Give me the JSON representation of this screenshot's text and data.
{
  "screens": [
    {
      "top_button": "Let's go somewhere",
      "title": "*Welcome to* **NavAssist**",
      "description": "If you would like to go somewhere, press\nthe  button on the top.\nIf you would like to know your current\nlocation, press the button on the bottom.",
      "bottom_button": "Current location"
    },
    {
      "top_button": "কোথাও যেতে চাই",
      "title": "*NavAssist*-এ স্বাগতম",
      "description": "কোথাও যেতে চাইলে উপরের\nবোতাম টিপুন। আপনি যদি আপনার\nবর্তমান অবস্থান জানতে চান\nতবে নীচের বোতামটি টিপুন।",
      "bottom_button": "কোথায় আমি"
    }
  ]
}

● **Objective**:
Read through the lines above and collect those that contain the string "description".

● **Complete output**:
      "description": "If you would like to go somewhere, press\nthe  button on the top.\nIf you would like to know your current\nlocation, press the button on the bottom.",
      "description": "কোথাও যেতে চাইলে উপরের\nবোতাম টিপুন। আপনি যদি আপনার\nবর্তমান অবস্থান জানতে চান\nতবে নীচের বোতামটি টিপুন।",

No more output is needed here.